WHAT TO WORK ON: Set down each entry exactly as given; pictures should not appear in the copy.
**** STORED RECORDS ****
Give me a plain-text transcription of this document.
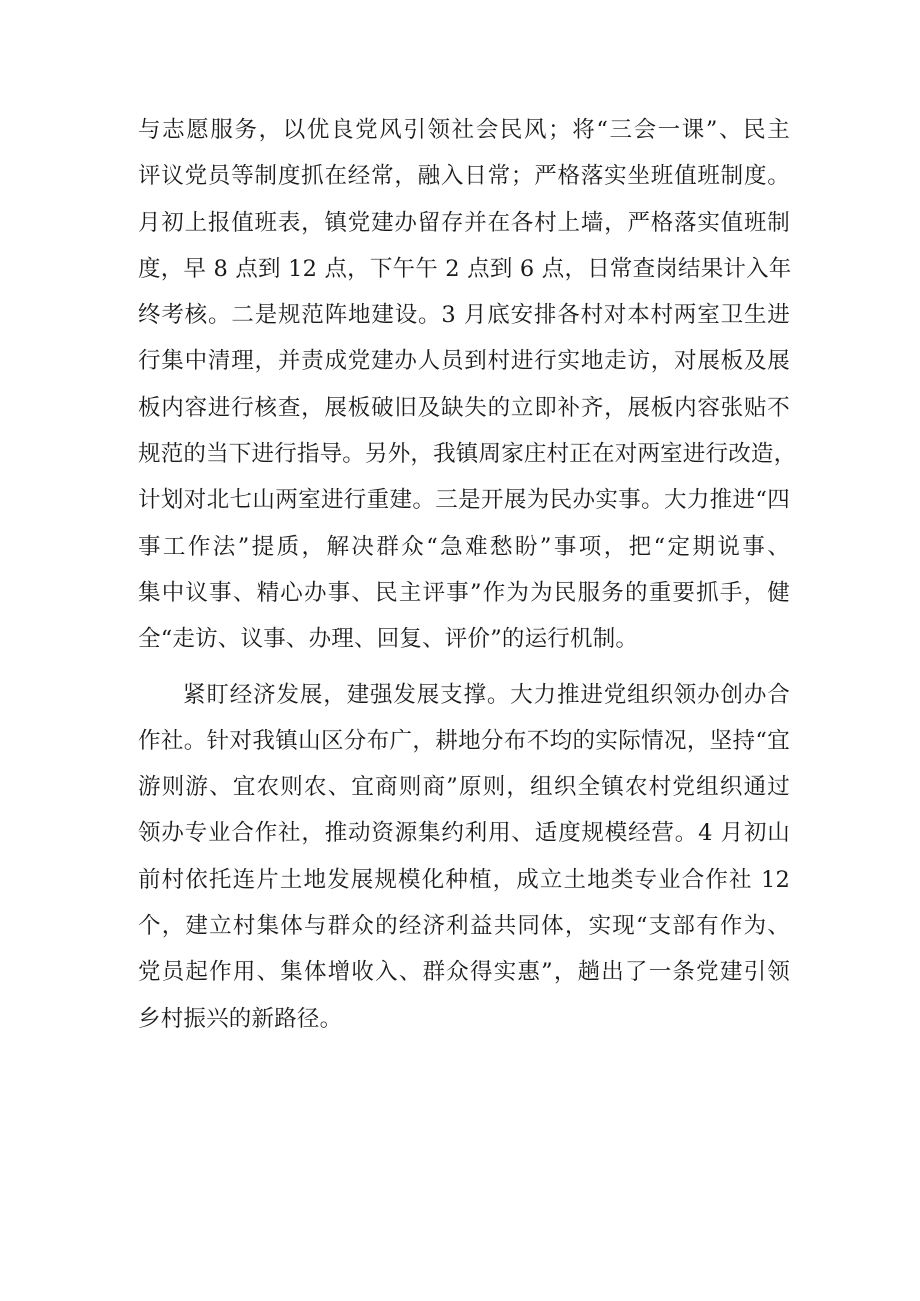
与志愿服务，以优良党风引领社会民风；将“三会一课”、民主
评议党员等制度抓在经常，融入日常；严格落实坐班值班制度。
月初上报值班表，镇党建办留存并在各村上墙，严格落实值班制
度，早 8 点到 12 点，下午午 2 点到 6 点，日常查岗结果计入年
终考核。二是规范阵地建设。3 月底安排各村对本村两室卫生进
行集中清理，并责成党建办人员到村进行实地走访，对展板及展
板内容进行核查，展板破旧及缺失的立即补齐，展板内容张贴不
规范的当下进行指导。另外，我镇周家庄村正在对两室进行改造，
计划对北七山两室进行重建。三是开展为民办实事。大力推进“四
事工作法”提质，解决群众“急难愁盼”事项，把“定期说事、
集中议事、精心办事、民主评事”作为为民服务的重要抓手，健
全“走访、议事、办理、回复、评价”的运行机制。
紧盯经济发展，建强发展支撑。大力推进党组织领办创办合
作社。针对我镇山区分布广，耕地分布不均的实际情况，坚持“宜
游则游、宜农则农、宜商则商”原则，组织全镇农村党组织通过
领办专业合作社，推动资源集约利用、适度规模经营。4 月初山
前村依托连片土地发展规模化种植，成立土地类专业合作社 12
个，建立村集体与群众的经济利益共同体，实现“支部有作为、
党员起作用、集体增收入、群众得实惠”，趟出了一条党建引领
乡村振兴的新路径。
****
COMPLETE ANSWER:
Give me a plain-text transcription of this document.
与志愿服务，以优良党风引领社会民风；将“三会一课”、民主
评议党员等制度抓在经常，融入日常；严格落实坐班值班制度。
月初上报值班表，镇党建办留存并在各村上墙，严格落实值班制
度，早 8 点到 12 点，下午午 2 点到 6 点，日常查岗结果计入年
终考核。二是规范阵地建设。3 月底安排各村对本村两室卫生进
行集中清理，并责成党建办人员到村进行实地走访，对展板及展
板内容进行核查，展板破旧及缺失的立即补齐，展板内容张贴不
规范的当下进行指导。另外，我镇周家庄村正在对两室进行改造，
计划对北七山两室进行重建。三是开展为民办实事。大力推进“四
事工作法”提质，解决群众“急难愁盼”事项，把“定期说事、
集中议事、精心办事、民主评事”作为为民服务的重要抓手，健
全“走访、议事、办理、回复、评价”的运行机制。
紧盯经济发展，建强发展支撑。大力推进党组织领办创办合
作社。针对我镇山区分布广，耕地分布不均的实际情况，坚持“宜
游则游、宜农则农、宜商则商”原则，组织全镇农村党组织通过
领办专业合作社，推动资源集约利用、适度规模经营。4 月初山
前村依托连片土地发展规模化种植，成立土地类专业合作社 12
个，建立村集体与群众的经济利益共同体，实现“支部有作为、
党员起作用、集体增收入、群众得实惠”，趟出了一条党建引领
乡村振兴的新路径。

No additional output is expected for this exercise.